__PROBLEM REQUIREMENTS__
In the data, take the lines from the start through the line containing "quicklook-window: PC Tips.txt", and rewrite them with "voorbeeld" replaced by "preview" and nothing else changed.

Source data:
▼
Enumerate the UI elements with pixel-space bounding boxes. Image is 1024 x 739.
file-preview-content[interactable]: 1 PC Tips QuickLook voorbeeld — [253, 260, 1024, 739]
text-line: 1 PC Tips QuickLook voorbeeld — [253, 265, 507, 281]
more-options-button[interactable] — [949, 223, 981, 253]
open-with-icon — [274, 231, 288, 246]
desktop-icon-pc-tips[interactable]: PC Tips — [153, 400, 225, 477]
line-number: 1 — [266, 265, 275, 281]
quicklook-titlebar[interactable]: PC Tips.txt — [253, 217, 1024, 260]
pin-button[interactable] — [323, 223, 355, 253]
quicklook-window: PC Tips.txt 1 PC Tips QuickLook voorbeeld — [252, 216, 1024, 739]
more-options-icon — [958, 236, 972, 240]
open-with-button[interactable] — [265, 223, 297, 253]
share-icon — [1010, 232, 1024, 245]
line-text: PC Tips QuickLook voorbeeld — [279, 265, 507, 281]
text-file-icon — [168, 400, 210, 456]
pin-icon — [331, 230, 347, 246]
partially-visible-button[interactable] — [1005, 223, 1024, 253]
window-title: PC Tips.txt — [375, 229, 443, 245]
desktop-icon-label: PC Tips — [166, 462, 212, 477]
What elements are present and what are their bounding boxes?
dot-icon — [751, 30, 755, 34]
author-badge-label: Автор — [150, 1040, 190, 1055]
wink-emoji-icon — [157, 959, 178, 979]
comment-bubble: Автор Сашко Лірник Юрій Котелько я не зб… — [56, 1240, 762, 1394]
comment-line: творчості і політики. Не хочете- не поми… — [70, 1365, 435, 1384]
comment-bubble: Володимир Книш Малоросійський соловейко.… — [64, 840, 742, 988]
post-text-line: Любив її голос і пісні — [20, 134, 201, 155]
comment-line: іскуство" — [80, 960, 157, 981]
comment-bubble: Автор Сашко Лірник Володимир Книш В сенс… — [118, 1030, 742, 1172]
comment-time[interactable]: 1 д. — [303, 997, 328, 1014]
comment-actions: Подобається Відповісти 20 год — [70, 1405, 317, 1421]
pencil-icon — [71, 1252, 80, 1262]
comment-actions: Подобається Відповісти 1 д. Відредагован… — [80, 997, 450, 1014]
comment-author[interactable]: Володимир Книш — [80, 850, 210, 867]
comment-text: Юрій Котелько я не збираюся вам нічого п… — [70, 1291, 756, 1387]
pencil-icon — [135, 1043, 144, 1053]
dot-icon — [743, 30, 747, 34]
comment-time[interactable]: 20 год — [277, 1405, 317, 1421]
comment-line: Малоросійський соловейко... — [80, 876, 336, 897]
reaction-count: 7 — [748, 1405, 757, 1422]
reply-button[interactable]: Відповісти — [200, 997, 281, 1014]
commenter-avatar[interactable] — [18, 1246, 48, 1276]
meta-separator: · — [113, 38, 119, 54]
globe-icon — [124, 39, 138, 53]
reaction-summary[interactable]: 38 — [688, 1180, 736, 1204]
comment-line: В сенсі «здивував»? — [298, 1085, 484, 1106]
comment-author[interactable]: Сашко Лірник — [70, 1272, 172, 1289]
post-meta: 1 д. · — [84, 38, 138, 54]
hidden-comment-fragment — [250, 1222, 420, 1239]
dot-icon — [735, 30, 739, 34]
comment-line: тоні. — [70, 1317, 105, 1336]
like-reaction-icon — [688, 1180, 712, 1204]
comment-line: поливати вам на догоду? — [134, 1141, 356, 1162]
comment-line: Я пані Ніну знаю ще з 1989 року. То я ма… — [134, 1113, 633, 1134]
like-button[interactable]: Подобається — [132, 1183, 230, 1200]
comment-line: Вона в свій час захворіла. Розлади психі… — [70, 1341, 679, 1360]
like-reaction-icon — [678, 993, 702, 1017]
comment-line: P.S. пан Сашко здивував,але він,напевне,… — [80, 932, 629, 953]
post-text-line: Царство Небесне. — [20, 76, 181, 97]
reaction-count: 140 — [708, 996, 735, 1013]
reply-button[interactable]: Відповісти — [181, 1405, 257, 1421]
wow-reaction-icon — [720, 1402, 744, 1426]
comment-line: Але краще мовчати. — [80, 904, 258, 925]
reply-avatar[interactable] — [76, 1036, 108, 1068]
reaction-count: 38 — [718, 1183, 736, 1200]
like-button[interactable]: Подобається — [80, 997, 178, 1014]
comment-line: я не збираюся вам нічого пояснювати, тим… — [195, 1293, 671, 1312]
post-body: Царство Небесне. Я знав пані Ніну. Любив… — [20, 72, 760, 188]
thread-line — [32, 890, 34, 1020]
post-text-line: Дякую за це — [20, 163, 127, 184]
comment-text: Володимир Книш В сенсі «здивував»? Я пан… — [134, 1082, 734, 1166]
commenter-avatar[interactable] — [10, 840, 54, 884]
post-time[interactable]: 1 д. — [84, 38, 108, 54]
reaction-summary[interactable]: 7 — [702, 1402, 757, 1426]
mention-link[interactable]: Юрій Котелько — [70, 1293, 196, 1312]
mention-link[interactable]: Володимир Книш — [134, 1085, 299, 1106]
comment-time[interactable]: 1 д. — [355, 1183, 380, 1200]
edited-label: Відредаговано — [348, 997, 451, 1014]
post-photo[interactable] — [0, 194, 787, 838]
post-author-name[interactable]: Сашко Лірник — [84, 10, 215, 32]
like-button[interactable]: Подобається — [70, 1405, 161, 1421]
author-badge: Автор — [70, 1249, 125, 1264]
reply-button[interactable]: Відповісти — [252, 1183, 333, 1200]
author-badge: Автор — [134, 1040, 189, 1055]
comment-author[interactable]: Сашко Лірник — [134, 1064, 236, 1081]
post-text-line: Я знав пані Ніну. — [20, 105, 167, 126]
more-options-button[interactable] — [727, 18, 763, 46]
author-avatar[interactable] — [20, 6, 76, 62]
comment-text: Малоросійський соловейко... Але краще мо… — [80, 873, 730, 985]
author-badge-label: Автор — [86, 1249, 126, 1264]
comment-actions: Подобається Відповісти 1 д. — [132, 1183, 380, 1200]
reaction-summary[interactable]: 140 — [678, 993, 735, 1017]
▲
__EXERCISE RESPONSE__
Enumerate the UI elements with pixel-space bounding boxes. Image is 1024 x 739.
file-preview-content[interactable]: 1 PC Tips QuickLook preview — [253, 260, 1024, 739]
text-line: 1 PC Tips QuickLook preview — [253, 265, 507, 281]
more-options-button[interactable] — [949, 223, 981, 253]
open-with-icon — [274, 231, 288, 246]
desktop-icon-pc-tips[interactable]: PC Tips — [153, 400, 225, 477]
line-number: 1 — [266, 265, 275, 281]
quicklook-titlebar[interactable]: PC Tips.txt — [253, 217, 1024, 260]
pin-button[interactable] — [323, 223, 355, 253]
quicklook-window: PC Tips.txt 1 PC Tips QuickLook preview — [252, 216, 1024, 739]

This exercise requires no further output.